▶ **TASK DETAILS**
Pictures do not belong in your copy. Repeat all the other data exactly.

▶ **ITEMS**
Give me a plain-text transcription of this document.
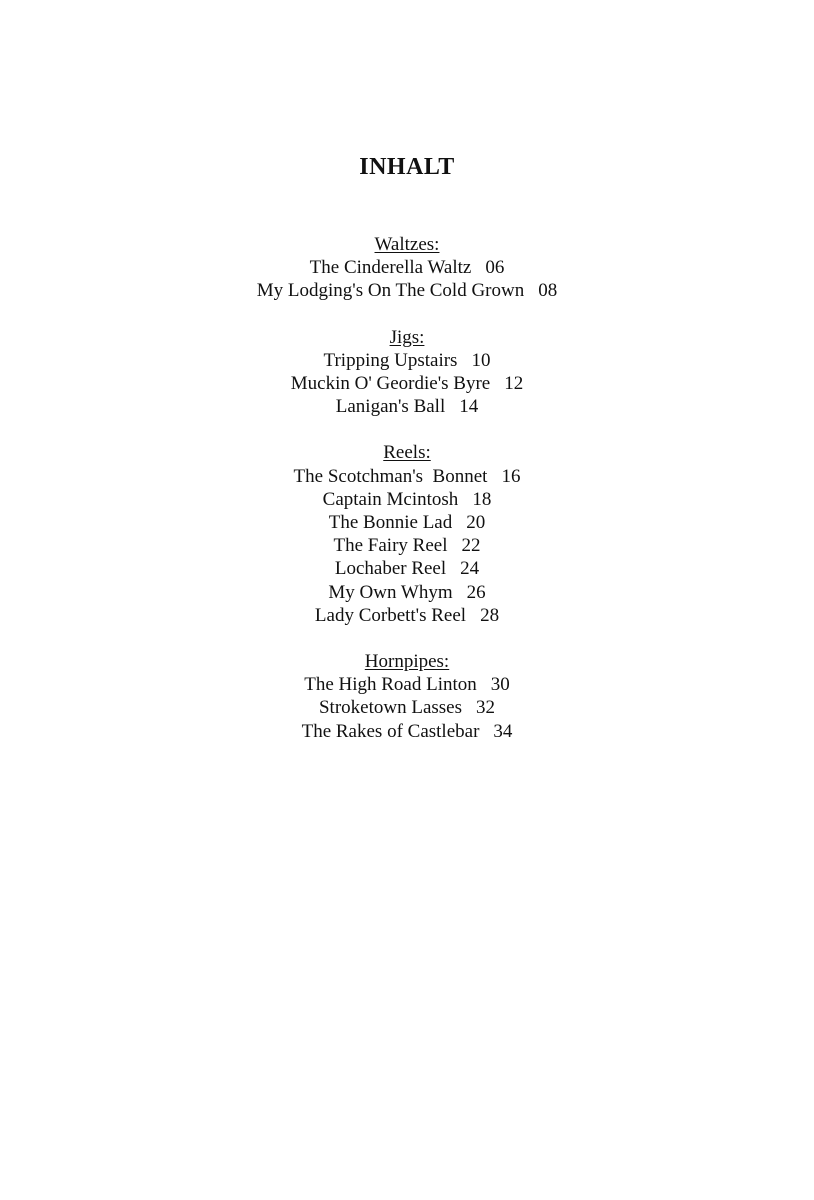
INHALT
Waltzes:
The Cinderella Waltz 06
My Lodging's On The Cold Grown 08
Jigs:
Tripping Upstairs 10
Muckin O' Geordie's Byre 12
Lanigan's Ball 14
Reels:
The Scotchman's  Bonnet 16
Captain Mcintosh 18
The Bonnie Lad 20
The Fairy Reel 22
Lochaber Reel 24
My Own Whym 26
Lady Corbett's Reel 28
Hornpipes:
The High Road Linton 30
Stroketown Lasses 32
The Rakes of Castlebar 34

▶ **WORKED SOLUTION**
Give me a plain-text transcription of this document.
INHALT
Waltzes:
The Cinderella Waltz 06
My Lodging's On The Cold Grown 08
Jigs:
Tripping Upstairs 10
Muckin O' Geordie's Byre 12
Lanigan's Ball 14
Reels:
The Scotchman's  Bonnet 16
Captain Mcintosh 18
The Bonnie Lad 20
The Fairy Reel 22
Lochaber Reel 24
My Own Whym 26
Lady Corbett's Reel 28
Hornpipes:
The High Road Linton 30
Stroketown Lasses 32
The Rakes of Castlebar 34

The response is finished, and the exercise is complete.